State how many lines hold the string "高耗能落后机电设备". Give the number and nothing else.

• RECORDS PROVIDED:

━━━━━━━━━━

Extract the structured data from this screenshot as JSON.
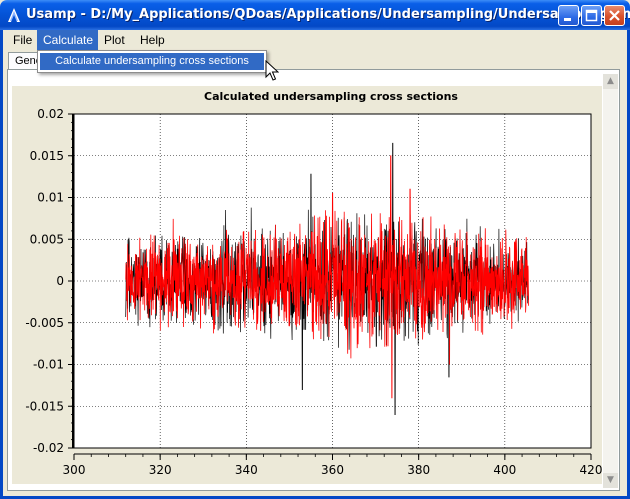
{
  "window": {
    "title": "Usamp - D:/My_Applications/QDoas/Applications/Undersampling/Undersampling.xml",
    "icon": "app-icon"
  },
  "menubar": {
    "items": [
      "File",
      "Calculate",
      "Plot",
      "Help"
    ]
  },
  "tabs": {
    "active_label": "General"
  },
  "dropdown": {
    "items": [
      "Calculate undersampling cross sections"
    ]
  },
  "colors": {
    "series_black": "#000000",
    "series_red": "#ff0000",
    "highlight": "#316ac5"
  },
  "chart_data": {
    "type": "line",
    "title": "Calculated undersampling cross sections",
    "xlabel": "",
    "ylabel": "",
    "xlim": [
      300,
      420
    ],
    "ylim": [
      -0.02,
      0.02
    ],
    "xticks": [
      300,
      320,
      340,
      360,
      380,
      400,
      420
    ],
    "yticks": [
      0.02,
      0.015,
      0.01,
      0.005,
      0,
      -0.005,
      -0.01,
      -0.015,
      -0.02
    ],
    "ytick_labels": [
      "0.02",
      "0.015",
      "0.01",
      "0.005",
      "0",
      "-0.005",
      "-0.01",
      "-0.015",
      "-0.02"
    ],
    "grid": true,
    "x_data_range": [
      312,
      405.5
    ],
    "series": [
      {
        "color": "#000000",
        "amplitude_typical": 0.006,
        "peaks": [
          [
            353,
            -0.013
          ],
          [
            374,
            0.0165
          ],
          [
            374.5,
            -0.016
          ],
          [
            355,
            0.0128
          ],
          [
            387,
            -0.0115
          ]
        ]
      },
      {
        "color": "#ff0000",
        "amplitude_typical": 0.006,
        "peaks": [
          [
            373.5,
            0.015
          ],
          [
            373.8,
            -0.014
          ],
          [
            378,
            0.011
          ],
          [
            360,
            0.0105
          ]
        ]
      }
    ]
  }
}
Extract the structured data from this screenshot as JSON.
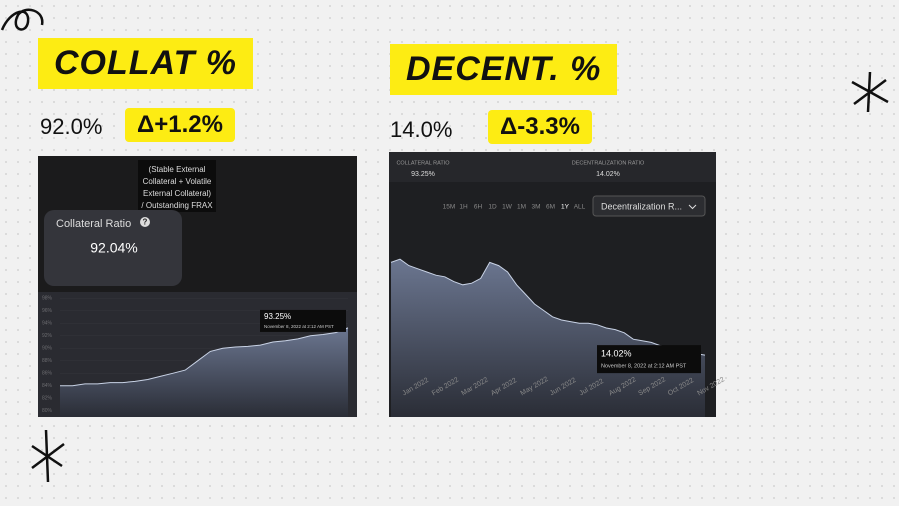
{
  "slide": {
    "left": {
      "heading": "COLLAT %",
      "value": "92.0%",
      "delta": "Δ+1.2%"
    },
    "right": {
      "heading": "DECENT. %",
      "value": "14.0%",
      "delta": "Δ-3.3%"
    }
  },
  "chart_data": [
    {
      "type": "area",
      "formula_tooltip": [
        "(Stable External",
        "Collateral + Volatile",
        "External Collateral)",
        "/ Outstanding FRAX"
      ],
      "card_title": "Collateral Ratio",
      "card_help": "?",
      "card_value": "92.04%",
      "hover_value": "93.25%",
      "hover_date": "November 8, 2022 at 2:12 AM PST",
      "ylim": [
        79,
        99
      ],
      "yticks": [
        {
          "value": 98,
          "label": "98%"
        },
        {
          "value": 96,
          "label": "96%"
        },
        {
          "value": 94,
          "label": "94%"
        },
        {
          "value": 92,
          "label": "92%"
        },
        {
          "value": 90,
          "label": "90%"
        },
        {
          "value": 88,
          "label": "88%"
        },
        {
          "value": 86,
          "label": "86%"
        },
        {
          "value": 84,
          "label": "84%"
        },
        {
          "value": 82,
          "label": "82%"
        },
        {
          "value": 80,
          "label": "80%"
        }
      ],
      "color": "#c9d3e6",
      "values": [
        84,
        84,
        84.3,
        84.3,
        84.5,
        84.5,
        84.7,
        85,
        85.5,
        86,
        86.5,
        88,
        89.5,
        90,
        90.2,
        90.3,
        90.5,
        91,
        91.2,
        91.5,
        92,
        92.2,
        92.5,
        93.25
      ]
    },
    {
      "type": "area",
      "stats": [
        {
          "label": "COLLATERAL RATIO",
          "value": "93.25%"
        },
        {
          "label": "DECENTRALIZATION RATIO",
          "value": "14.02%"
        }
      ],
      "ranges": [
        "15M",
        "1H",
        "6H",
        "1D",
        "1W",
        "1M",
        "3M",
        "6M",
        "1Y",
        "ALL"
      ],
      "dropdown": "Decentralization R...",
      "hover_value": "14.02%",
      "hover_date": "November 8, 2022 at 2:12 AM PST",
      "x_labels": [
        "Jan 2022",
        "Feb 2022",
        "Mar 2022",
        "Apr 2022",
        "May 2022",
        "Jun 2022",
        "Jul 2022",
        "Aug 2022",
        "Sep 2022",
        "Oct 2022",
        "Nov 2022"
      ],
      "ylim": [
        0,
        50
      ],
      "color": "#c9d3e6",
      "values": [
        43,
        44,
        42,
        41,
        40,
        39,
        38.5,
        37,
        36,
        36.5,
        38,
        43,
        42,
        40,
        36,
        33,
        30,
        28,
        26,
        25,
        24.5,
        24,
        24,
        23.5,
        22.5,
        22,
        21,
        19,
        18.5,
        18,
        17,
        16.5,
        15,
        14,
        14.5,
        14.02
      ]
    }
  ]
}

━━━━━━━━━━

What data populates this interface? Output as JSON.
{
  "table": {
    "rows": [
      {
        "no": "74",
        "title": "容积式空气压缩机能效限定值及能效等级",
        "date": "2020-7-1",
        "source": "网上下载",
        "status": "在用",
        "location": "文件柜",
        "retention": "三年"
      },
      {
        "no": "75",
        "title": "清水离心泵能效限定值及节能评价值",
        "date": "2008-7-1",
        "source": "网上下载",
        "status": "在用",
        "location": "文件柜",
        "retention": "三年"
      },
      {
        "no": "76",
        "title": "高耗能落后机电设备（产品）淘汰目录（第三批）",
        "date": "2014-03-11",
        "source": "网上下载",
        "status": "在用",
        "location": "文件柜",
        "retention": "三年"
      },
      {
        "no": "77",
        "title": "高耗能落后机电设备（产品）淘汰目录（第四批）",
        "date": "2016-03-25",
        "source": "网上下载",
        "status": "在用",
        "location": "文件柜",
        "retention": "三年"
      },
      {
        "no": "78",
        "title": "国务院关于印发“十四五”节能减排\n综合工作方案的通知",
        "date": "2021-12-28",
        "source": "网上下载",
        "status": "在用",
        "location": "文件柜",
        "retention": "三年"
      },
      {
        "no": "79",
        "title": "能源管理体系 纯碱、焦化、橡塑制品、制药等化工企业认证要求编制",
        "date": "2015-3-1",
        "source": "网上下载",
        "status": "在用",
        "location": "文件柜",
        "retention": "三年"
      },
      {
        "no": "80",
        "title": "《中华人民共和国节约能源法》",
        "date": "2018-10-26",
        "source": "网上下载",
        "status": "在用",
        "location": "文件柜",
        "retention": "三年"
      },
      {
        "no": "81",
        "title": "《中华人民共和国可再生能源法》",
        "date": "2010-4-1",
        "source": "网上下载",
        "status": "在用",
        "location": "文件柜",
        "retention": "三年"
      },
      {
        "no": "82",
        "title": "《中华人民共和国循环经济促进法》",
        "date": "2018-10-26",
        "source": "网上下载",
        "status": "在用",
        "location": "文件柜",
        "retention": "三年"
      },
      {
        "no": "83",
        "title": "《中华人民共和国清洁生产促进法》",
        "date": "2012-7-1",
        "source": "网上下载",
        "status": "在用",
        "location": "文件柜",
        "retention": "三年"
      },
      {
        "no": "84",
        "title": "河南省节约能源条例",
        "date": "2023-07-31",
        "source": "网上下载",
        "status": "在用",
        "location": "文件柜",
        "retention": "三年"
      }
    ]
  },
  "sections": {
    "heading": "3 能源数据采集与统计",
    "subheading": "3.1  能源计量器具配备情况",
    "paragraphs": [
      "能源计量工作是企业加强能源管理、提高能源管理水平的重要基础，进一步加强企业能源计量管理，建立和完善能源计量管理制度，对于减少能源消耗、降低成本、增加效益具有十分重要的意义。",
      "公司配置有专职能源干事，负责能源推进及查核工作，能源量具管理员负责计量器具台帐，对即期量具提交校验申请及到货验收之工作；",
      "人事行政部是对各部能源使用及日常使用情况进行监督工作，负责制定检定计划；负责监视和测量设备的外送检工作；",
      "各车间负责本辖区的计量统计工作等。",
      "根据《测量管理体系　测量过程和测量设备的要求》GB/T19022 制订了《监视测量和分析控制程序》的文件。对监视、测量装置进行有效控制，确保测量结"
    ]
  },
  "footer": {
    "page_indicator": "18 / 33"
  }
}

━━━━━━━━━━

• THE ANSWER: 2